__Records for the task__.
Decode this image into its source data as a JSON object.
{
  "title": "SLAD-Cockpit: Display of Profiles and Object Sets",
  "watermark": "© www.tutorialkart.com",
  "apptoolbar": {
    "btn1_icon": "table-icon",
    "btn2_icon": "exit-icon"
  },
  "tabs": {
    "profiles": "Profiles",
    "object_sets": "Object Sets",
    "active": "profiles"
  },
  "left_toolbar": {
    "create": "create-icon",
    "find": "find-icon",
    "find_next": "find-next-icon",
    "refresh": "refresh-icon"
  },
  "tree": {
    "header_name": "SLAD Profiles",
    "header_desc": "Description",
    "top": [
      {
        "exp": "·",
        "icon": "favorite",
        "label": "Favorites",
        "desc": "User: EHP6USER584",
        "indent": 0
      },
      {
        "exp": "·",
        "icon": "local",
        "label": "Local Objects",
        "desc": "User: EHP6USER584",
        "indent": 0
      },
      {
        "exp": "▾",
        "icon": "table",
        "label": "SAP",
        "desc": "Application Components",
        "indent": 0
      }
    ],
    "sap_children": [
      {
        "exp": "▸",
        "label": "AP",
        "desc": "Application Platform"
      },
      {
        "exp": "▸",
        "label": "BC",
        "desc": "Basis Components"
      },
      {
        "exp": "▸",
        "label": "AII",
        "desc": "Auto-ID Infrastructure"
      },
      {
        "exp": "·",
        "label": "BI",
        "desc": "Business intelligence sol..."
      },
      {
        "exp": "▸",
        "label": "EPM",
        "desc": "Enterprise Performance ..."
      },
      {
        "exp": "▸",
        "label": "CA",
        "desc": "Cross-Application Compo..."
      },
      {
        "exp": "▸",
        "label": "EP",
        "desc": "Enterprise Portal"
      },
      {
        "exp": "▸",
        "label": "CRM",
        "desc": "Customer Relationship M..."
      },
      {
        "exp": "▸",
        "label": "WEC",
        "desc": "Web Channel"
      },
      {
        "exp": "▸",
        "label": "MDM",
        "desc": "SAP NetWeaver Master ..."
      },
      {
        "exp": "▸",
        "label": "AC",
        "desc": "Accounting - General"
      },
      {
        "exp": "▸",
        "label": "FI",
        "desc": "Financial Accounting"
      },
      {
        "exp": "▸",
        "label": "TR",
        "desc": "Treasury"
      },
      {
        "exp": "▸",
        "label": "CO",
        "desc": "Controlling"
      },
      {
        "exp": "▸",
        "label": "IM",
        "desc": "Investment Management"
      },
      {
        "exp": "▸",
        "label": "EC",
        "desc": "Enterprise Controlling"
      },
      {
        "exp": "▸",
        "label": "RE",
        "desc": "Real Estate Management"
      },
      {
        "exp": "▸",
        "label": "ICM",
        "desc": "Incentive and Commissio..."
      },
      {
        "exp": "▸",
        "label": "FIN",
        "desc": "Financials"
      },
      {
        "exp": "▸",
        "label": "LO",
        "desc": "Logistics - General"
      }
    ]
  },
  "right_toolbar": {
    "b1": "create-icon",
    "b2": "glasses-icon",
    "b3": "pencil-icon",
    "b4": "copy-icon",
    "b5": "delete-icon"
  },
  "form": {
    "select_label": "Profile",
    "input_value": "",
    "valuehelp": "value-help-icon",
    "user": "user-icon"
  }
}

__Exercise directions__. Repeat every record, exactly as written.

__Response__.
Decode this image into its source data as a JSON object.
{
  "title": "SLAD-Cockpit: Display of Profiles and Object Sets",
  "watermark": "© www.tutorialkart.com",
  "apptoolbar": {
    "btn1_icon": "table-icon",
    "btn2_icon": "exit-icon"
  },
  "tabs": {
    "profiles": "Profiles",
    "object_sets": "Object Sets",
    "active": "profiles"
  },
  "left_toolbar": {
    "create": "create-icon",
    "find": "find-icon",
    "find_next": "find-next-icon",
    "refresh": "refresh-icon"
  },
  "tree": {
    "header_name": "SLAD Profiles",
    "header_desc": "Description",
    "top": [
      {
        "exp": "·",
        "icon": "favorite",
        "label": "Favorites",
        "desc": "User: EHP6USER584",
        "indent": 0
      },
      {
        "exp": "·",
        "icon": "local",
        "label": "Local Objects",
        "desc": "User: EHP6USER584",
        "indent": 0
      },
      {
        "exp": "▾",
        "icon": "table",
        "label": "SAP",
        "desc": "Application Components",
        "indent": 0
      }
    ],
    "sap_children": [
      {
        "exp": "▸",
        "label": "AP",
        "desc": "Application Platform"
      },
      {
        "exp": "▸",
        "label": "BC",
        "desc": "Basis Components"
      },
      {
        "exp": "▸",
        "label": "AII",
        "desc": "Auto-ID Infrastructure"
      },
      {
        "exp": "·",
        "label": "BI",
        "desc": "Business intelligence sol..."
      },
      {
        "exp": "▸",
        "label": "EPM",
        "desc": "Enterprise Performance ..."
      },
      {
        "exp": "▸",
        "label": "CA",
        "desc": "Cross-Application Compo..."
      },
      {
        "exp": "▸",
        "label": "EP",
        "desc": "Enterprise Portal"
      },
      {
        "exp": "▸",
        "label": "CRM",
        "desc": "Customer Relationship M..."
      },
      {
        "exp": "▸",
        "label": "WEC",
        "desc": "Web Channel"
      },
      {
        "exp": "▸",
        "label": "MDM",
        "desc": "SAP NetWeaver Master ..."
      },
      {
        "exp": "▸",
        "label": "AC",
        "desc": "Accounting - General"
      },
      {
        "exp": "▸",
        "label": "FI",
        "desc": "Financial Accounting"
      },
      {
        "exp": "▸",
        "label": "TR",
        "desc": "Treasury"
      },
      {
        "exp": "▸",
        "label": "CO",
        "desc": "Controlling"
      },
      {
        "exp": "▸",
        "label": "IM",
        "desc": "Investment Management"
      },
      {
        "exp": "▸",
        "label": "EC",
        "desc": "Enterprise Controlling"
      },
      {
        "exp": "▸",
        "label": "RE",
        "desc": "Real Estate Management"
      },
      {
        "exp": "▸",
        "label": "ICM",
        "desc": "Incentive and Commissio..."
      },
      {
        "exp": "▸",
        "label": "FIN",
        "desc": "Financials"
      },
      {
        "exp": "▸",
        "label": "LO",
        "desc": "Logistics - General"
      }
    ]
  },
  "right_toolbar": {
    "b1": "create-icon",
    "b2": "glasses-icon",
    "b3": "pencil-icon",
    "b4": "copy-icon",
    "b5": "delete-icon"
  },
  "form": {
    "select_label": "Profile",
    "input_value": "",
    "valuehelp": "value-help-icon",
    "user": "user-icon"
  }
}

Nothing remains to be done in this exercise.